◆ **What the exercise asks**: All of the material below is to be retyped exactly.
━━━━━━━━━━
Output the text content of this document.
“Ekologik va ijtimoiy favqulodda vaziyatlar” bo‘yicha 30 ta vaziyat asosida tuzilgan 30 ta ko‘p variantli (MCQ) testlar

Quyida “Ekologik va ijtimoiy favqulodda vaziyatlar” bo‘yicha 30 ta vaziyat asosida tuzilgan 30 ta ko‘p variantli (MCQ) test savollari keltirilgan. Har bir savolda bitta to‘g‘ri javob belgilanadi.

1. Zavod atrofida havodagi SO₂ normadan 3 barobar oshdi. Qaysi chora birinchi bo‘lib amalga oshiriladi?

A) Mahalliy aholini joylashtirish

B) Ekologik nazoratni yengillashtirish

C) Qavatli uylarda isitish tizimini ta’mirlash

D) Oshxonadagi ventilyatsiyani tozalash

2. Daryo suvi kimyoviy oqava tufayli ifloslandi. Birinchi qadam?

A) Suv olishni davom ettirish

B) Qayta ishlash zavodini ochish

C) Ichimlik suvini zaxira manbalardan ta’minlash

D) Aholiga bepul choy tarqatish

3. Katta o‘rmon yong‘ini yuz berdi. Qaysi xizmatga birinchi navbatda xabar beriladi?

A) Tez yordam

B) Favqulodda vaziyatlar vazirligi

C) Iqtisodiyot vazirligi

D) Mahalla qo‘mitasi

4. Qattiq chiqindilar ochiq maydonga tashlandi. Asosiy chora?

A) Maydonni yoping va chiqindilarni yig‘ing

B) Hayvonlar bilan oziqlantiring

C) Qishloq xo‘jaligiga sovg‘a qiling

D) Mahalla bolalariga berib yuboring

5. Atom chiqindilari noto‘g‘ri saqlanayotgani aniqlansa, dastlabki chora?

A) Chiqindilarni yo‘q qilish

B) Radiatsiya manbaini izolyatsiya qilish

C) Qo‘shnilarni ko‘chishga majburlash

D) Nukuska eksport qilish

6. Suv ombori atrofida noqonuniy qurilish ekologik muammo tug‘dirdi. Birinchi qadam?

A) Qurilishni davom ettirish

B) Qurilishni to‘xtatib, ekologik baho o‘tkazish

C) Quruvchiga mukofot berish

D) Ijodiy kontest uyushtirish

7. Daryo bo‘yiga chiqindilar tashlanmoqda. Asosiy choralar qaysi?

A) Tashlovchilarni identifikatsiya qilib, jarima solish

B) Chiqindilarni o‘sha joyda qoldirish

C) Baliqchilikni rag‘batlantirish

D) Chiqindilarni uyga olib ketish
━━━━━━━━━━
◆ **Task solution**:
Output the text content of this document.
“Ekologik va ijtimoiy favqulodda vaziyatlar” bo‘yicha 30 ta vaziyat asosida tuzilgan 30 ta ko‘p variantli (MCQ) testlar

Quyida “Ekologik va ijtimoiy favqulodda vaziyatlar” bo‘yicha 30 ta vaziyat asosida tuzilgan 30 ta ko‘p variantli (MCQ) test savollari keltirilgan. Har bir savolda bitta to‘g‘ri javob belgilanadi.

1. Zavod atrofida havodagi SO₂ normadan 3 barobar oshdi. Qaysi chora birinchi bo‘lib amalga oshiriladi?

A) Mahalliy aholini joylashtirish

B) Ekologik nazoratni yengillashtirish

C) Qavatli uylarda isitish tizimini ta’mirlash

D) Oshxonadagi ventilyatsiyani tozalash

2. Daryo suvi kimyoviy oqava tufayli ifloslandi. Birinchi qadam?

A) Suv olishni davom ettirish

B) Qayta ishlash zavodini ochish

C) Ichimlik suvini zaxira manbalardan ta’minlash

D) Aholiga bepul choy tarqatish

3. Katta o‘rmon yong‘ini yuz berdi. Qaysi xizmatga birinchi navbatda xabar beriladi?

A) Tez yordam

B) Favqulodda vaziyatlar vazirligi

C) Iqtisodiyot vazirligi

D) Mahalla qo‘mitasi

4. Qattiq chiqindilar ochiq maydonga tashlandi. Asosiy chora?

A) Maydonni yoping va chiqindilarni yig‘ing

B) Hayvonlar bilan oziqlantiring

C) Qishloq xo‘jaligiga sovg‘a qiling

D) Mahalla bolalariga berib yuboring

5. Atom chiqindilari noto‘g‘ri saqlanayotgani aniqlansa, dastlabki chora?

A) Chiqindilarni yo‘q qilish

B) Radiatsiya manbaini izolyatsiya qilish

C) Qo‘shnilarni ko‘chishga majburlash

D) Nukuska eksport qilish

6. Suv ombori atrofida noqonuniy qurilish ekologik muammo tug‘dirdi. Birinchi qadam?

A) Qurilishni davom ettirish

B) Qurilishni to‘xtatib, ekologik baho o‘tkazish

C) Quruvchiga mukofot berish

D) Ijodiy kontest uyushtirish

7. Daryo bo‘yiga chiqindilar tashlanmoqda. Asosiy choralar qaysi?

A) Tashlovchilarni identifikatsiya qilib, jarima solish

B) Chiqindilarni o‘sha joyda qoldirish

C) Baliqchilikni rag‘batlantirish

D) Chiqindilarni uyga olib ketish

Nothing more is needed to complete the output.